#### EXCERPTED RECORDS ####

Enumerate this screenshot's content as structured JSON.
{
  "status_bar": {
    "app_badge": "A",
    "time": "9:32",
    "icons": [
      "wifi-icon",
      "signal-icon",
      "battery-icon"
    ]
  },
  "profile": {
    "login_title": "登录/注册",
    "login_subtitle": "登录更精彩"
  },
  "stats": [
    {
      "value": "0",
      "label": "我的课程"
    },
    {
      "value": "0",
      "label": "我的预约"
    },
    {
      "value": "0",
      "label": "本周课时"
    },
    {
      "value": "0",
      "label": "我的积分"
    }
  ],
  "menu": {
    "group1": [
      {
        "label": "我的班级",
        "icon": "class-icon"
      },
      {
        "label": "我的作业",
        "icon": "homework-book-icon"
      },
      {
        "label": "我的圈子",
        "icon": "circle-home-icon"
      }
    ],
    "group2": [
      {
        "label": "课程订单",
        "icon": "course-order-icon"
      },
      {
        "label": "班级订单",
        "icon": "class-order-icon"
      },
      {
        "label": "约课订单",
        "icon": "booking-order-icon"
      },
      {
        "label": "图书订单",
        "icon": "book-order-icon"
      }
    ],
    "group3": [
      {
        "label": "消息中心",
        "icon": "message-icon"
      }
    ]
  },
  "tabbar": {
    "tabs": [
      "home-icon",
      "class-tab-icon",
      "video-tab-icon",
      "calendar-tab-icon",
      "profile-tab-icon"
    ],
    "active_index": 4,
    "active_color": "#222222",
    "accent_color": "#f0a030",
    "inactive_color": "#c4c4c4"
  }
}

####

> EXERCISE DESCRIPTION: Extract every line above that contains the word "order".

> SOLUTION TO THIS PROBLEM:
        "icon": "course-order-icon"
        "icon": "class-order-icon"
        "icon": "booking-order-icon"
        "icon": "book-order-icon"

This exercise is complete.